#### [WHAT THE TASK REQUIRES]
Every record should be repeated exactly, except that pictures are left out.

#### [DATA IN THIS EXERCISE]
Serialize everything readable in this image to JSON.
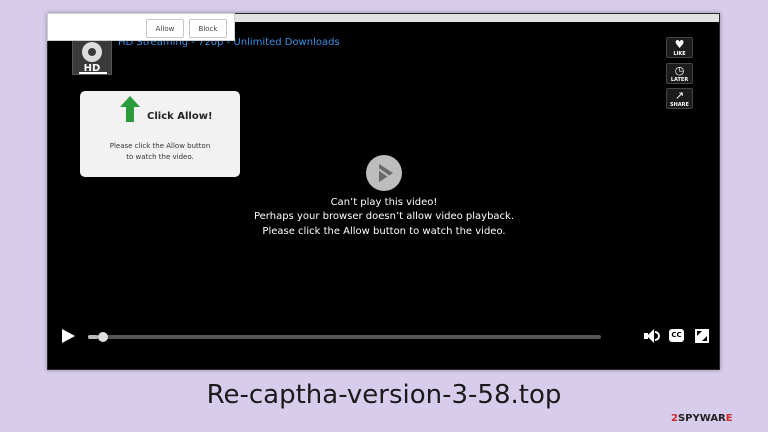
{
  "notification": {
    "allow_label": "Allow",
    "block_label": "Block"
  },
  "player": {
    "logo_text": "HD",
    "site_title": "HD Streaming - 720p - Unlimited Downloads",
    "side_buttons": [
      {
        "label": "LIKE",
        "icon": "heart-icon",
        "glyph": "♥"
      },
      {
        "label": "LATER",
        "icon": "clock-icon",
        "glyph": "◷"
      },
      {
        "label": "SHARE",
        "icon": "share-icon",
        "glyph": "↗"
      }
    ],
    "allow_card": {
      "heading": "Click Allow!",
      "body_line1": "Please click the Allow button",
      "body_line2": "to watch the video."
    },
    "message": {
      "line1": "Can’t play this video!",
      "line2": "Perhaps your browser doesn’t allow video playback.",
      "line3": "Please click the Allow button to watch the video."
    },
    "progress_fraction": 0.02,
    "cc_label": "CC"
  },
  "caption": "Re-captha-version-3-58.top",
  "watermark": {
    "prefix": "2",
    "main": "SPYWAR",
    "suffix": "E"
  },
  "colors": {
    "background": "#d8ccec",
    "player_bg": "#000000",
    "title_link": "#3d8fe3",
    "arrow_green": "#2a9a3a",
    "watermark_accent": "#d32828"
  }
}
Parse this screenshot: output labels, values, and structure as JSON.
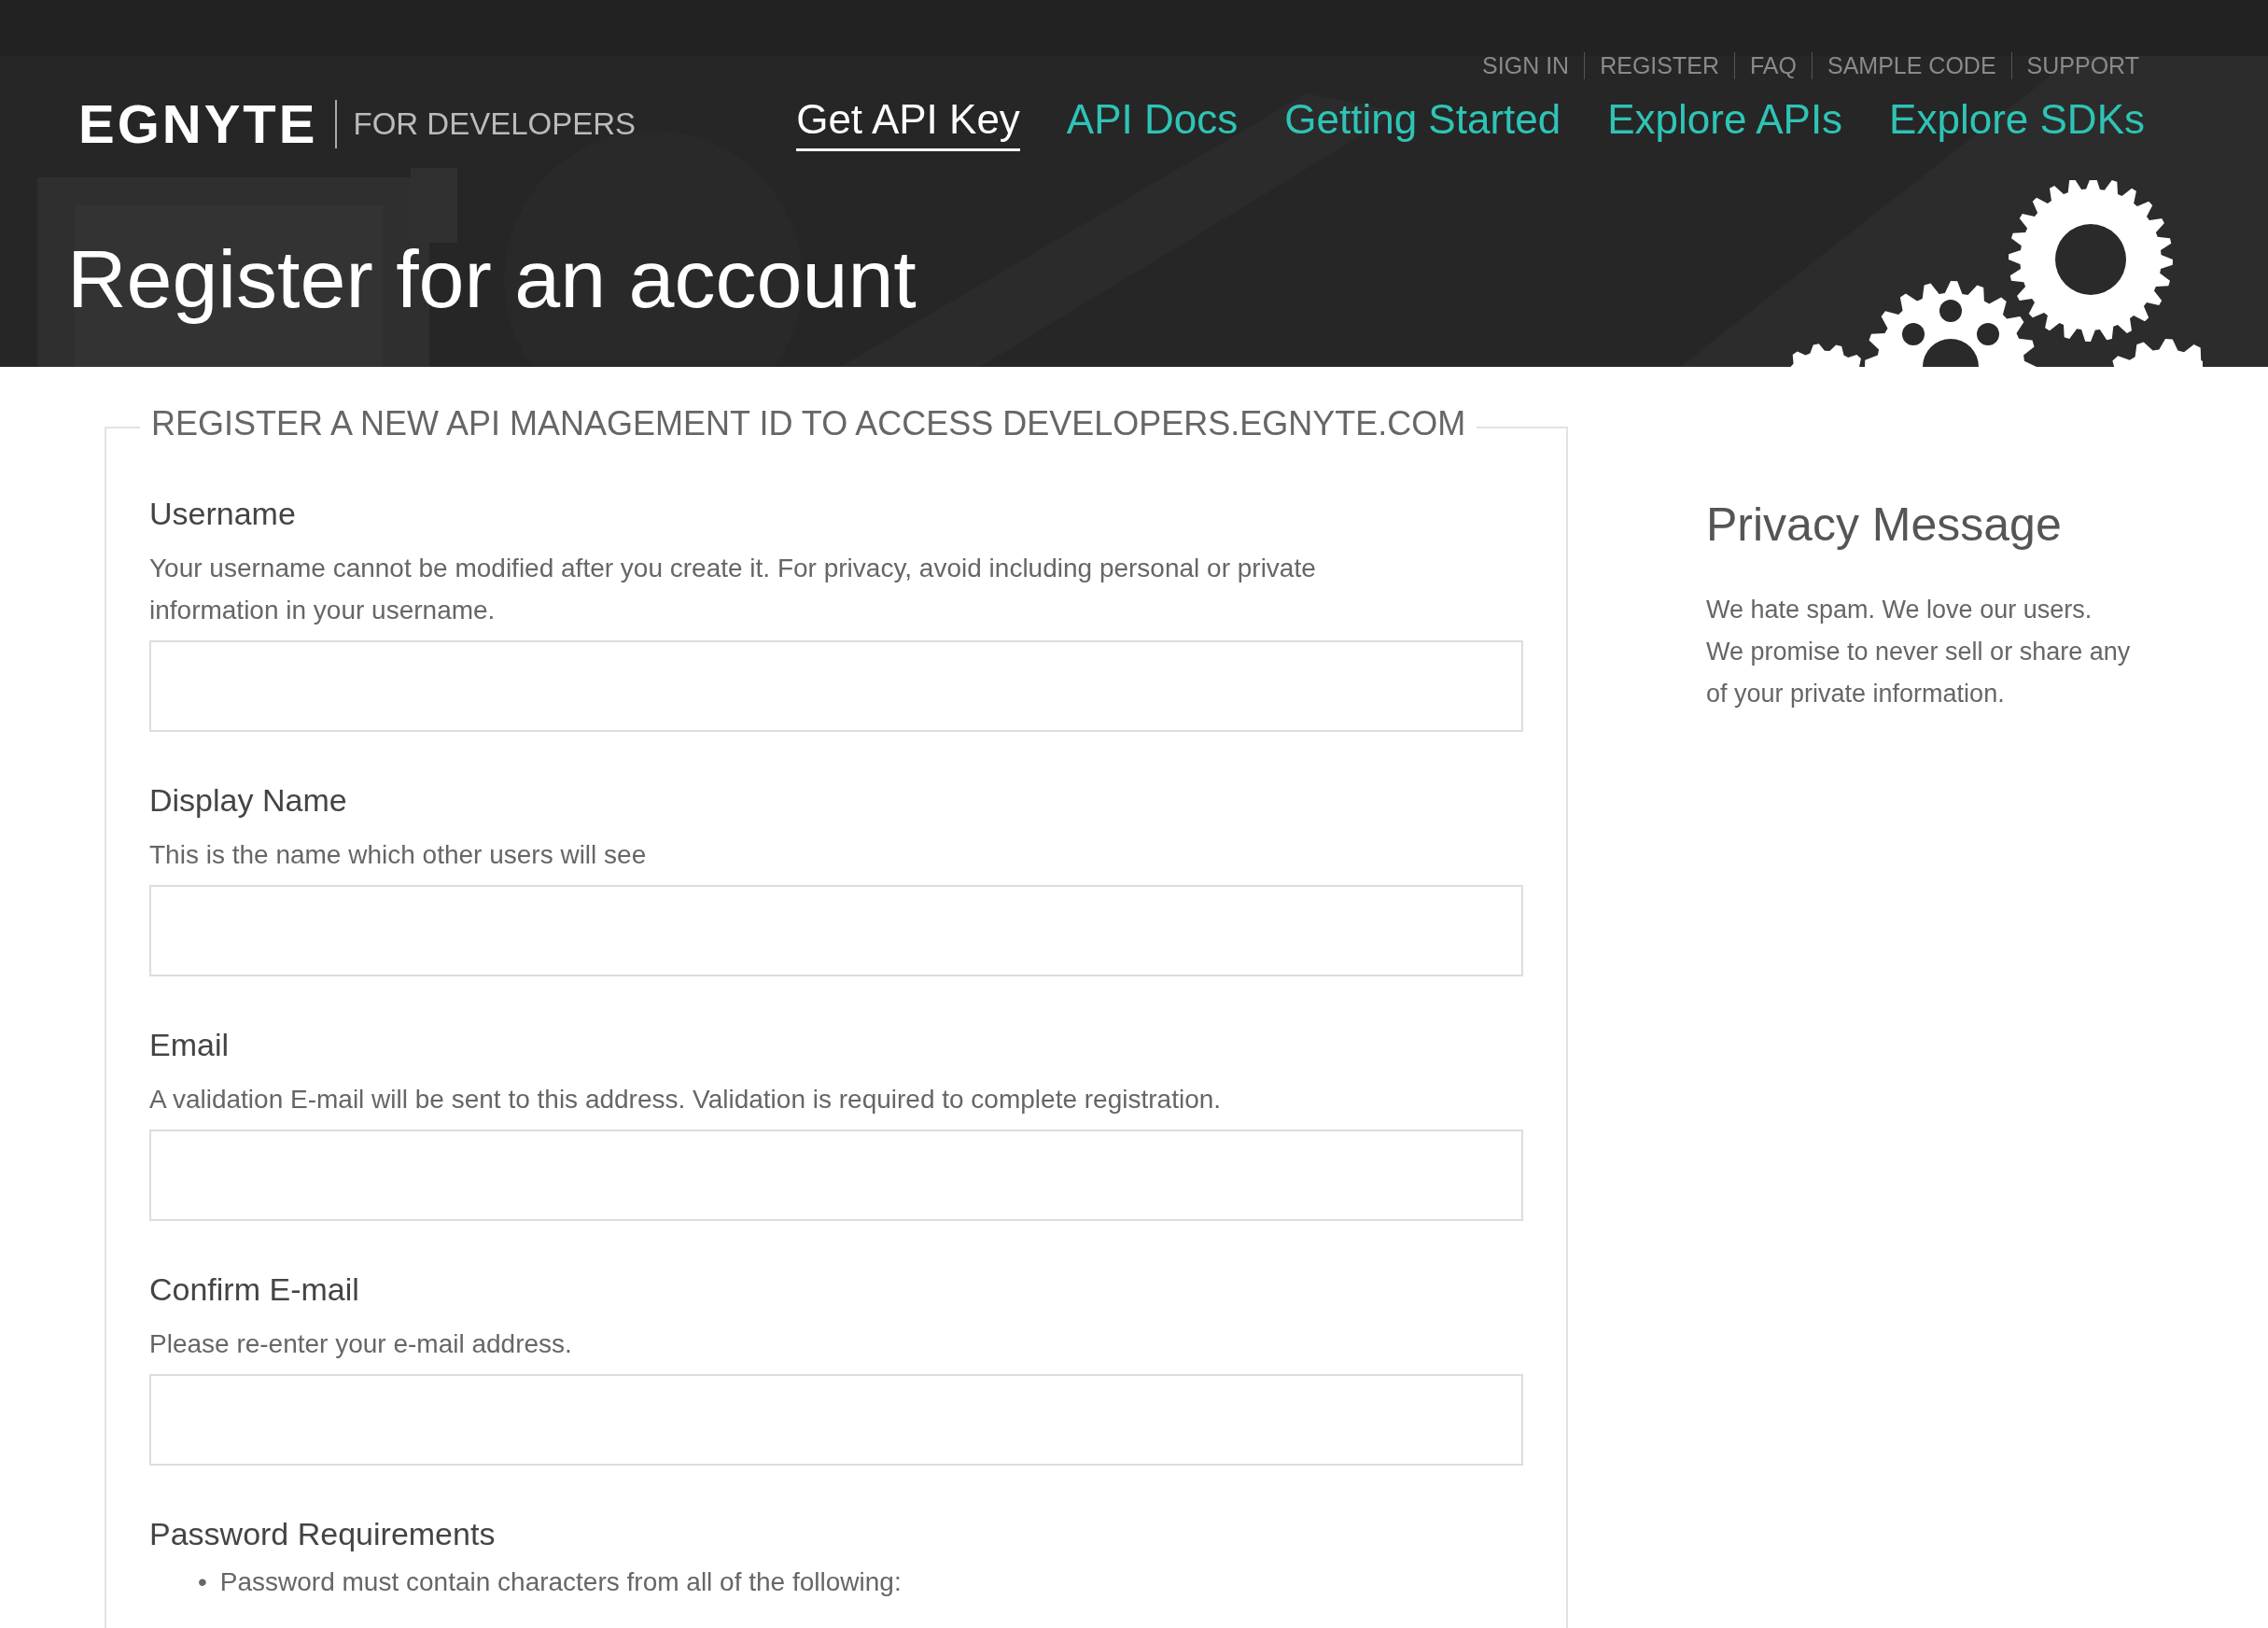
{
  "header": {
    "logo": {
      "brand": "EGNYTE",
      "tagline": "FOR DEVELOPERS"
    },
    "top_links": [
      {
        "label": "SIGN IN"
      },
      {
        "label": "REGISTER"
      },
      {
        "label": "FAQ"
      },
      {
        "label": "SAMPLE CODE"
      },
      {
        "label": "SUPPORT"
      }
    ],
    "nav": [
      {
        "label": "Get API Key",
        "selected": true
      },
      {
        "label": "API Docs",
        "selected": false
      },
      {
        "label": "Getting Started",
        "selected": false
      },
      {
        "label": "Explore APIs",
        "selected": false
      },
      {
        "label": "Explore SDKs",
        "selected": false
      }
    ],
    "title": "Register for an account"
  },
  "form": {
    "legend": "REGISTER A NEW API MANAGEMENT ID TO ACCESS DEVELOPERS.EGNYTE.COM",
    "fields": [
      {
        "label": "Username",
        "help": "Your username cannot be modified after you create it. For privacy, avoid including personal or private information in your username."
      },
      {
        "label": "Display Name",
        "help": "This is the name which other users will see"
      },
      {
        "label": "Email",
        "help": "A validation E-mail will be sent to this address. Validation is required to complete registration."
      },
      {
        "label": "Confirm E-mail",
        "help": "Please re-enter your e-mail address."
      }
    ],
    "password_requirements": {
      "title": "Password Requirements",
      "items": [
        {
          "bullet": "•",
          "text": "Password must contain characters from all of the following:"
        }
      ]
    }
  },
  "privacy": {
    "title": "Privacy Message",
    "text": "We hate spam. We love our users. We promise to never sell or share any of your private information."
  }
}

#### [SOLUTION]
Serialize everything readable in this image to JSON.
{
  "notification": {
    "allow_label": "Allow",
    "block_label": "Block"
  },
  "player": {
    "logo_text": "HD",
    "site_title": "HD Streaming - 720p - Unlimited Downloads",
    "side_buttons": [
      {
        "label": "LIKE",
        "icon": "heart-icon",
        "glyph": "♥"
      },
      {
        "label": "LATER",
        "icon": "clock-icon",
        "glyph": "◷"
      },
      {
        "label": "SHARE",
        "icon": "share-icon",
        "glyph": "↗"
      }
    ],
    "allow_card": {
      "heading": "Click Allow!",
      "body_line1": "Please click the Allow button",
      "body_line2": "to watch the video."
    },
    "message": {
      "line1": "Can’t play this video!",
      "line2": "Perhaps your browser doesn’t allow video playback.",
      "line3": "Please click the Allow button to watch the video."
    },
    "progress_fraction": 0.02,
    "cc_label": "CC"
  },
  "caption": "Re-captha-version-3-58.top",
  "watermark": {
    "prefix": "2",
    "main": "SPYWAR",
    "suffix": "E"
  },
  "colors": {
    "background": "#d8ccec",
    "player_bg": "#000000",
    "title_link": "#3d8fe3",
    "arrow_green": "#2a9a3a",
    "watermark_accent": "#d32828"
  }
}
Parse this screenshot: output labels, values, and structure as JSON.
{
  "header": {
    "logo": {
      "brand": "EGNYTE",
      "tagline": "FOR DEVELOPERS"
    },
    "top_links": [
      {
        "label": "SIGN IN"
      },
      {
        "label": "REGISTER"
      },
      {
        "label": "FAQ"
      },
      {
        "label": "SAMPLE CODE"
      },
      {
        "label": "SUPPORT"
      }
    ],
    "nav": [
      {
        "label": "Get API Key",
        "selected": true
      },
      {
        "label": "API Docs",
        "selected": false
      },
      {
        "label": "Getting Started",
        "selected": false
      },
      {
        "label": "Explore APIs",
        "selected": false
      },
      {
        "label": "Explore SDKs",
        "selected": false
      }
    ],
    "title": "Register for an account"
  },
  "form": {
    "legend": "REGISTER A NEW API MANAGEMENT ID TO ACCESS DEVELOPERS.EGNYTE.COM",
    "fields": [
      {
        "label": "Username",
        "help": "Your username cannot be modified after you create it. For privacy, avoid including personal or private information in your username."
      },
      {
        "label": "Display Name",
        "help": "This is the name which other users will see"
      },
      {
        "label": "Email",
        "help": "A validation E-mail will be sent to this address. Validation is required to complete registration."
      },
      {
        "label": "Confirm E-mail",
        "help": "Please re-enter your e-mail address."
      }
    ],
    "password_requirements": {
      "title": "Password Requirements",
      "items": [
        {
          "bullet": "•",
          "text": "Password must contain characters from all of the following:"
        }
      ]
    }
  },
  "privacy": {
    "title": "Privacy Message",
    "text": "We hate spam. We love our users. We promise to never sell or share any of your private information."
  }
}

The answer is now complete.